__Provided passage__:
┄┄┄┄┄┄
Pondering A Christmas Carol

Dear Ohana: This Christmas “pondering” for the university ‘ohana is longer than most because I wanted to share some stories—a story from Dickens famous novella, and from his experience working in a blacking factory, my own Dickensian work experience, and the inspiring stories of some of our wonderful students. In a greeting that Dickens made famous: “Merry Christmas!” and “God bless us, every one!”

Pondering a Christmas Carol

This boy is Ignorance. This girl is Want. Beware of them both, and all of their degree, but most of all beware this boy, for on his brow I see that written which is Doom, unless the writing be erased.’ (A Christmas Carol, Charles Dickens)

These portentous lines from A Christmas Carol are pronounced at the end of Scrooge’s visit with the Ghost of Christmas Present. In a highly dramatic scene, the ghost opens his robe to reveal “two children, wretched, abject, frightful, hideous, miserable.” They are “yellow, meagre, ragged, scowling, wolfish figures,” made all the more pathetic because they are children. Dickens feared that unless society addressed the plight of working class children, it was doomed.

I recalled this powerful scene when I was given a beautifully bound copy of A Christmas Carol last week at the Presidents Roundtable. It occurred to me that all those gathered there—the Commissioner of Education, the presidents of the Church’s universities, and the director of Seminaries and Institutes—were, in their own way, trying to erase ignorance and thus prevent poverty and the doom that Dickens feared.

Dickens wrote A Christmas Carol in part precisely because he wanted to pronounce this powerful prophetic warning about the dire consequence of childhood ignorance and poverty. He originally intended to write a political pamphlet entitled An Appeal to the People of England, on behalf of the Poor Man's Child, but chose instead to write A Christmas Carol.
┄┄┄┄┄┄
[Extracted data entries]
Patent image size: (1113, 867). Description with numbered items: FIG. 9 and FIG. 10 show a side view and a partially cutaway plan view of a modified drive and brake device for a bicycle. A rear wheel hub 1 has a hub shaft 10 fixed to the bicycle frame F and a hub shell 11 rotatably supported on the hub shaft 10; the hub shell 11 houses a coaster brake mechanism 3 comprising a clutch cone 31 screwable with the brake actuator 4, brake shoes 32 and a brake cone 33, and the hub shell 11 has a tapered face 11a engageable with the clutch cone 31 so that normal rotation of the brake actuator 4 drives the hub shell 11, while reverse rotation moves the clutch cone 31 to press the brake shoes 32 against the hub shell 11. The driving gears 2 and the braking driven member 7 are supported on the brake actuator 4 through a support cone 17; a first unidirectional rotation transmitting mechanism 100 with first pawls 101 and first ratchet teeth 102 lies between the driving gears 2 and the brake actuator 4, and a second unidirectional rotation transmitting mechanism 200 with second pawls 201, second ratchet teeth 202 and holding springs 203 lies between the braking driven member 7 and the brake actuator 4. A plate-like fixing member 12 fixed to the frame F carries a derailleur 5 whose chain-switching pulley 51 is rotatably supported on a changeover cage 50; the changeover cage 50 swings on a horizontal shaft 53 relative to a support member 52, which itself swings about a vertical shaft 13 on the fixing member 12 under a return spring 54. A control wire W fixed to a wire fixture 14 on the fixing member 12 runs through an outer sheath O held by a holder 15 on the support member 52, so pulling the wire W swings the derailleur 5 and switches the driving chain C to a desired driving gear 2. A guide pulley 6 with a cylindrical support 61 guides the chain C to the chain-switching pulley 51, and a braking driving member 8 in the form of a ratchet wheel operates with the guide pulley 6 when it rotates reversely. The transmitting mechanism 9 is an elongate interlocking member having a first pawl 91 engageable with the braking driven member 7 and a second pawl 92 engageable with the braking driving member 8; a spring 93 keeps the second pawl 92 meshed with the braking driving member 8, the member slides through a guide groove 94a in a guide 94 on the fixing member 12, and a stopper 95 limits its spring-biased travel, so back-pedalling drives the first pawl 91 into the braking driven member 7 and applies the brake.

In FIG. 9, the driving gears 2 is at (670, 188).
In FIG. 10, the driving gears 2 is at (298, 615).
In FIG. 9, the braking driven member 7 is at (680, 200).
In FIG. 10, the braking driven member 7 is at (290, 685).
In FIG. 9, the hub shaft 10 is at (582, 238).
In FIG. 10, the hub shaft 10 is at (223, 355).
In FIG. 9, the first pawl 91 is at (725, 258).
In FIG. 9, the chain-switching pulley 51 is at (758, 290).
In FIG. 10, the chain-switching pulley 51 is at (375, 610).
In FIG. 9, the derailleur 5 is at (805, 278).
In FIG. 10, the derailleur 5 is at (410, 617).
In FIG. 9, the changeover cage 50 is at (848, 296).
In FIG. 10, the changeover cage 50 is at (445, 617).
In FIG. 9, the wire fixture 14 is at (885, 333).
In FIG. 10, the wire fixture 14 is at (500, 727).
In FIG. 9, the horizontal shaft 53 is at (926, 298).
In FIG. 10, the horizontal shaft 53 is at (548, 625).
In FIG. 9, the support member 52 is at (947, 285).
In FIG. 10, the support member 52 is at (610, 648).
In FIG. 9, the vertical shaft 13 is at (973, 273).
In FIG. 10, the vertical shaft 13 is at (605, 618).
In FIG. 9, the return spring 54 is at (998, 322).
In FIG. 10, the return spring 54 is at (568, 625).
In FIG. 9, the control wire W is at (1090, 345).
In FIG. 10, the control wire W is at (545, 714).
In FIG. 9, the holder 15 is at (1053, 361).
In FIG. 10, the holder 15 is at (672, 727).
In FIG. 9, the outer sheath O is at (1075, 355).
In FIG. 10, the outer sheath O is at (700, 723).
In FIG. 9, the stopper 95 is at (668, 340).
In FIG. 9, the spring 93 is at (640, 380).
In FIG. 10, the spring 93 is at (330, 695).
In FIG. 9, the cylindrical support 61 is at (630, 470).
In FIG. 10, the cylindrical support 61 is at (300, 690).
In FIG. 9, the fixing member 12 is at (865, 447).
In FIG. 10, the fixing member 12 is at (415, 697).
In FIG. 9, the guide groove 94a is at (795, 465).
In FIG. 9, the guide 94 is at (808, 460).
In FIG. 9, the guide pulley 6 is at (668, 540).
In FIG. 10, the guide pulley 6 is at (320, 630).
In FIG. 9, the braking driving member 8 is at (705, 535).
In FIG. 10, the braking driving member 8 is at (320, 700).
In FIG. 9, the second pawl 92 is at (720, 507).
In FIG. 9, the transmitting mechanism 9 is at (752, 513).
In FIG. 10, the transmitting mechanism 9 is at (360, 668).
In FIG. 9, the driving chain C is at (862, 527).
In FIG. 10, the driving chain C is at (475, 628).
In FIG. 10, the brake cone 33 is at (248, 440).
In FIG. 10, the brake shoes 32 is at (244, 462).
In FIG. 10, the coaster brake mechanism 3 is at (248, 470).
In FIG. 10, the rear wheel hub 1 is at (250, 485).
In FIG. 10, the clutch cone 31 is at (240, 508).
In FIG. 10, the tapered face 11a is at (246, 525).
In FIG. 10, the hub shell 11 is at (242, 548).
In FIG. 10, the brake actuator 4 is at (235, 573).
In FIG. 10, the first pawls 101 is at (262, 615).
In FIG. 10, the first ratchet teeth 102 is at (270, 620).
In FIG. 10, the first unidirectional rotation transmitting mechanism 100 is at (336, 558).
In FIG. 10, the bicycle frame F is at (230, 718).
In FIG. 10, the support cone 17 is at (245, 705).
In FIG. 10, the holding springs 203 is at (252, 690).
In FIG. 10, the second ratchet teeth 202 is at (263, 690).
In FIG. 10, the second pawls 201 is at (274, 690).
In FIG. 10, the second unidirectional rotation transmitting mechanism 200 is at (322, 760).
┄┄┄┄┄┄
__Exercises to complete__:
a – In the passage on A Christmas Carol, what did Dickens originally intend to write instead of the novella?
b – Retype the part of the passage on A Christmas Carol that opens with the words containing "These portentous lines" and closes with "that Dickens feared.".

__Answers provided__:
a – A political pamphlet entitled An Appeal to the People of England, on behalf of the Poor Man's Child.

b –
These portentous lines from A Christmas Carol are pronounced at the end of Scrooge’s visit with the Ghost of Christmas Present. In a highly dramatic scene, the ghost opens his robe to reveal “two children, wretched, abject, frightful, hideous, miserable.” They are “yellow, meagre, ragged, scowling, wolfish figures,” made all the more pathetic because they are children. Dickens feared that unless society addressed the plight of working class children, it was doomed.

I recalled this powerful scene when I was given a beautifully bound copy of A Christmas Carol last week at the Presidents Roundtable. It occurred to me that all those gathered there—the Commissioner of Education, the presidents of the Church’s universities, and the director of Seminaries and Institutes—were, in their own way, trying to erase ignorance and thus prevent poverty and the doom that Dickens feared.